Source records
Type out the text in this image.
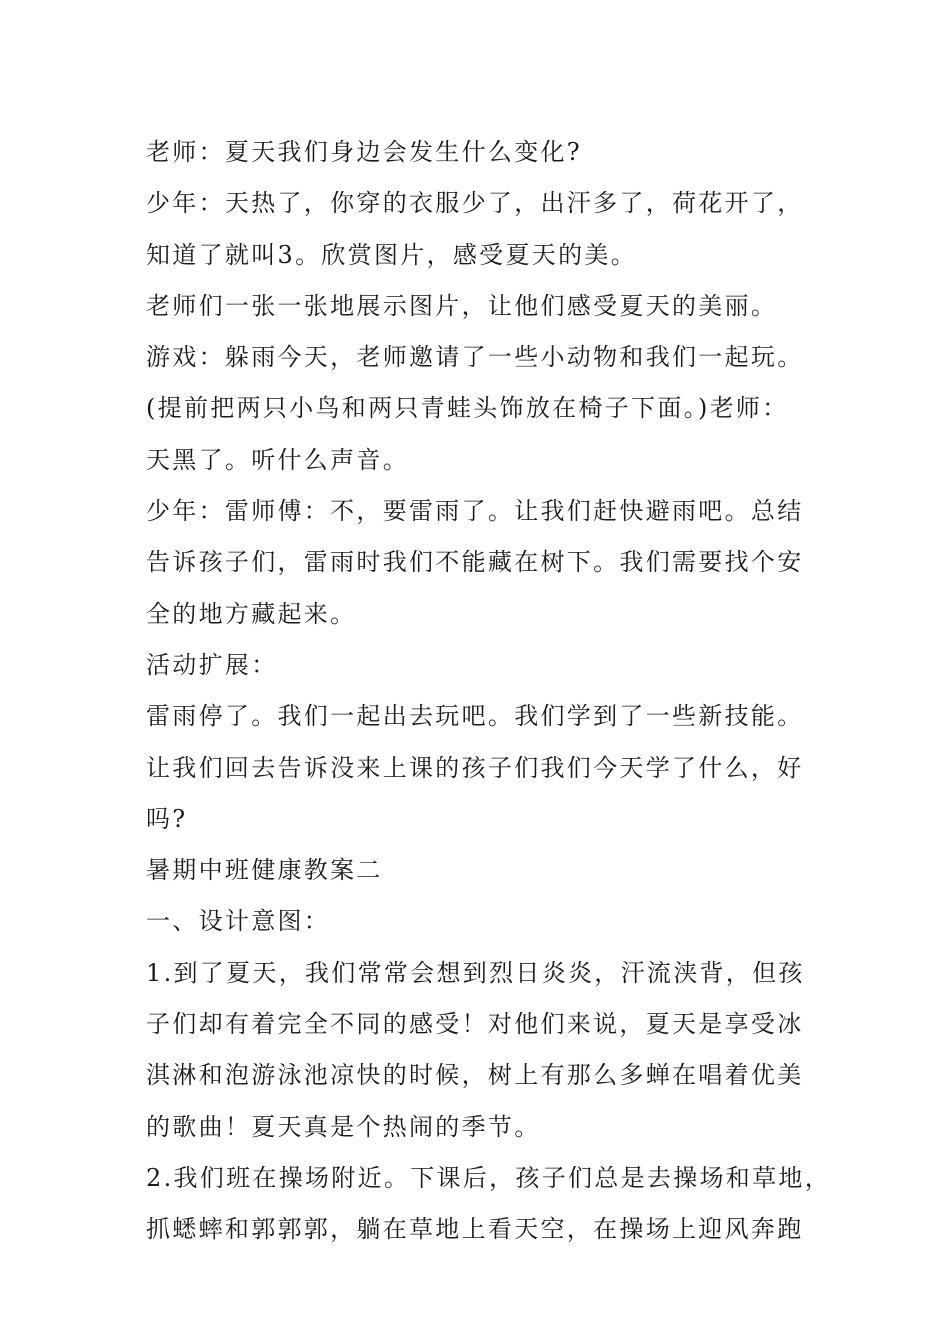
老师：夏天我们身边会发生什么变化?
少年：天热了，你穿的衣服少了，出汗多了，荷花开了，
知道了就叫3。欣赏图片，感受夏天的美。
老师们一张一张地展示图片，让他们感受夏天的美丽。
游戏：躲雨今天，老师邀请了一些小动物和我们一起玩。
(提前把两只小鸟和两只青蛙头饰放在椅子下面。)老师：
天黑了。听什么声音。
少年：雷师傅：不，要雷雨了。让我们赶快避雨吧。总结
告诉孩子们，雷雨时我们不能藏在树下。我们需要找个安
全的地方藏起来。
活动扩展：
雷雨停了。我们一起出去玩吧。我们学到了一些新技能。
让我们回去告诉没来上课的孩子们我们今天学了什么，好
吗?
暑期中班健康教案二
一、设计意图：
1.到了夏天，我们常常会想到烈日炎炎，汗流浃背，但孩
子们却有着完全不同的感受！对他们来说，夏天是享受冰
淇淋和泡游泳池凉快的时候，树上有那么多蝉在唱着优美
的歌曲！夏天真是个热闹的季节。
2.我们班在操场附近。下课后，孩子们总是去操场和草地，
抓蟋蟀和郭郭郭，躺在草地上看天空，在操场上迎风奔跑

-- GIVEN INSTRUCTION --
Reproduce each entry verbatim, excluding any embedded images.

-- OUTPUT FOR THIS TASK --
Type out the text in this image.
老师：夏天我们身边会发生什么变化?
少年：天热了，你穿的衣服少了，出汗多了，荷花开了，
知道了就叫3。欣赏图片，感受夏天的美。
老师们一张一张地展示图片，让他们感受夏天的美丽。
游戏：躲雨今天，老师邀请了一些小动物和我们一起玩。
(提前把两只小鸟和两只青蛙头饰放在椅子下面。)老师：
天黑了。听什么声音。
少年：雷师傅：不，要雷雨了。让我们赶快避雨吧。总结
告诉孩子们，雷雨时我们不能藏在树下。我们需要找个安
全的地方藏起来。
活动扩展：
雷雨停了。我们一起出去玩吧。我们学到了一些新技能。
让我们回去告诉没来上课的孩子们我们今天学了什么，好
吗?
暑期中班健康教案二
一、设计意图：
1.到了夏天，我们常常会想到烈日炎炎，汗流浃背，但孩
子们却有着完全不同的感受！对他们来说，夏天是享受冰
淇淋和泡游泳池凉快的时候，树上有那么多蝉在唱着优美
的歌曲！夏天真是个热闹的季节。
2.我们班在操场附近。下课后，孩子们总是去操场和草地，
抓蟋蟀和郭郭郭，躺在草地上看天空，在操场上迎风奔跑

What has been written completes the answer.